==== EXTRACTED ENTRIES ====

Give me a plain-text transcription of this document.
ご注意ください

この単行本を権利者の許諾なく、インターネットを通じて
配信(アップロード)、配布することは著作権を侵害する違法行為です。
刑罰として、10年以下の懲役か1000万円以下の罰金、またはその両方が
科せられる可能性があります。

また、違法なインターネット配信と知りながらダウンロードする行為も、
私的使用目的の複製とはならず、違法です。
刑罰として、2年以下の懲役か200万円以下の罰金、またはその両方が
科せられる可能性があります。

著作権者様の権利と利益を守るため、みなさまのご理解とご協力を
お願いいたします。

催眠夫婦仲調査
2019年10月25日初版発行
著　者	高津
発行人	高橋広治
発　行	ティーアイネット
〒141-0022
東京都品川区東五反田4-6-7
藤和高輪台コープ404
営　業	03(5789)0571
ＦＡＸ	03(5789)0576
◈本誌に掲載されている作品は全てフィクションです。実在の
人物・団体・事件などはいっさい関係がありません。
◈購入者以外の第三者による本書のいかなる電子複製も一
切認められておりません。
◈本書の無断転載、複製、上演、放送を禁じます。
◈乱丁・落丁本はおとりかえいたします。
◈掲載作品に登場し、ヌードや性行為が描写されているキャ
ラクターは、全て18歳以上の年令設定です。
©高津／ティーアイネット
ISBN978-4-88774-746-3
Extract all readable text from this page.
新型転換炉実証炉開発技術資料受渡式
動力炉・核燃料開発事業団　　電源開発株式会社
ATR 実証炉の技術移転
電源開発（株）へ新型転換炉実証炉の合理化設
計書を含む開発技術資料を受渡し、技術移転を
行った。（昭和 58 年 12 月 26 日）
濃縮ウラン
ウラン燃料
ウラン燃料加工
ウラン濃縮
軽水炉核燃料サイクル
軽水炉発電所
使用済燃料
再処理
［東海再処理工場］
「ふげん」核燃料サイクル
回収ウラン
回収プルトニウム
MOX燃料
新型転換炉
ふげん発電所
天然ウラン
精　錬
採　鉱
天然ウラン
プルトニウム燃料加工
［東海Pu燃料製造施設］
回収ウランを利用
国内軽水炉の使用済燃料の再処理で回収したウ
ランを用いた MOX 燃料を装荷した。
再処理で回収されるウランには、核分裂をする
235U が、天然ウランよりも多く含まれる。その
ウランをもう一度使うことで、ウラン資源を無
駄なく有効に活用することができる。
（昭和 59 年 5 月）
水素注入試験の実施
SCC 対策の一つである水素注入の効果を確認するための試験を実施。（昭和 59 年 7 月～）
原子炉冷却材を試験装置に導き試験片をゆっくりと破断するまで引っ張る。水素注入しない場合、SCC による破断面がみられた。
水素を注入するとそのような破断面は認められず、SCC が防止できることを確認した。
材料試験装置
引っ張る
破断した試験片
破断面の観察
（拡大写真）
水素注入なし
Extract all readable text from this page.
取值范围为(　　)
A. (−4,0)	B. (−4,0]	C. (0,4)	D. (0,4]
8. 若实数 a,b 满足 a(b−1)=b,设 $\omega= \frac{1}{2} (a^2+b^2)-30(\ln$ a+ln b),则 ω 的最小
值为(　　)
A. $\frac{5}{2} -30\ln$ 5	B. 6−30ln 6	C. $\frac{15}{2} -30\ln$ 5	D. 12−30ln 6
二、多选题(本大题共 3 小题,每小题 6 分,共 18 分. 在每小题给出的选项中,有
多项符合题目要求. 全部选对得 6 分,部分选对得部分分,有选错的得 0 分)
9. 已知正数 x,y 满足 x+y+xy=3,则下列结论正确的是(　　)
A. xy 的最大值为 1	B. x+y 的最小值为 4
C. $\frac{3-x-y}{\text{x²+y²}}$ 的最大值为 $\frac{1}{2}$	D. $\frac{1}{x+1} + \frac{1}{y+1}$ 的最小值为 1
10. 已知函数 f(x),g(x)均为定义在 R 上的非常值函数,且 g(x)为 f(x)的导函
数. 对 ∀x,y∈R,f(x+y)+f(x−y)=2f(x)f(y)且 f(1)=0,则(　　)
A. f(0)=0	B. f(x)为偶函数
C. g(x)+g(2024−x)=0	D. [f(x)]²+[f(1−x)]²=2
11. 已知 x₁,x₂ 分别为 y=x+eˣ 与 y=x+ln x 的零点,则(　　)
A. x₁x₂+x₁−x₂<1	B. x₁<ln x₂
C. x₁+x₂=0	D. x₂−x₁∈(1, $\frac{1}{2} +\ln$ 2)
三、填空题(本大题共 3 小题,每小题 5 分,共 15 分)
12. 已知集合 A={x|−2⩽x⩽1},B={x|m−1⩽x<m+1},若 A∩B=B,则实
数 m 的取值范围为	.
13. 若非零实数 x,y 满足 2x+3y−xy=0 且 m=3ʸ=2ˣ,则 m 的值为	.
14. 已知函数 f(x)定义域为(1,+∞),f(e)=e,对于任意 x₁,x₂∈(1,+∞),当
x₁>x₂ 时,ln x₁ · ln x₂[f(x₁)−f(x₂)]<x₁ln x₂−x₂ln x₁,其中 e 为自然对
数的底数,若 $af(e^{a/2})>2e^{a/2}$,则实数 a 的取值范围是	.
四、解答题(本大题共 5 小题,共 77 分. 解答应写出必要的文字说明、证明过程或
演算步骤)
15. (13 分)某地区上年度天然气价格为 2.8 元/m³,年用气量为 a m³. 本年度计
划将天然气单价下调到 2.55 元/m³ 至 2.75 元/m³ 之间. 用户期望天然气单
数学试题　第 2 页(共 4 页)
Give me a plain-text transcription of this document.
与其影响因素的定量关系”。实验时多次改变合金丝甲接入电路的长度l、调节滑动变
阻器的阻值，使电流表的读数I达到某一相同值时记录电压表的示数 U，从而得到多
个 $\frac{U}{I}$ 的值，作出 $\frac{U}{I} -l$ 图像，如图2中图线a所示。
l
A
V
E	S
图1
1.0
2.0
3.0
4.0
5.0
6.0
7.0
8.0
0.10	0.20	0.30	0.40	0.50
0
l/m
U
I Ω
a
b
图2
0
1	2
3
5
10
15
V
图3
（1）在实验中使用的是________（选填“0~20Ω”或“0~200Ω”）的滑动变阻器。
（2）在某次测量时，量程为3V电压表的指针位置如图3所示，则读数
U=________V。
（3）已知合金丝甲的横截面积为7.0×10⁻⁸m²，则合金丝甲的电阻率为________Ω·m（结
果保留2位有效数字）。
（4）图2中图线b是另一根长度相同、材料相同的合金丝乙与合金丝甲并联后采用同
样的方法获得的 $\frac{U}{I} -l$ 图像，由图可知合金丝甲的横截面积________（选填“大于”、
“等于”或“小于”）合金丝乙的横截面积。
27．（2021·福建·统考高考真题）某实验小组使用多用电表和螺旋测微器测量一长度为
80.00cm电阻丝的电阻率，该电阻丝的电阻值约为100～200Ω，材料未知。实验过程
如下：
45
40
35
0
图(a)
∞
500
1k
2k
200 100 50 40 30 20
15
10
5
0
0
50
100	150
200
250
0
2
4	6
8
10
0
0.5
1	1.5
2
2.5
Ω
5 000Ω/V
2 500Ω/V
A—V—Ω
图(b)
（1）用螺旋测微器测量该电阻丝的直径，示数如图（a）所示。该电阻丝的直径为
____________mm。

====

* **STATED PROBLEM**
From the listing, copy every line where the string "刑罰として" appears.

* **SOLUTION TO THIS PROBLEM**
刑罰として、10年以下の懲役か1000万円以下の罰金、またはその両方が
刑罰として、2年以下の懲役か200万円以下の罰金、またはその両方が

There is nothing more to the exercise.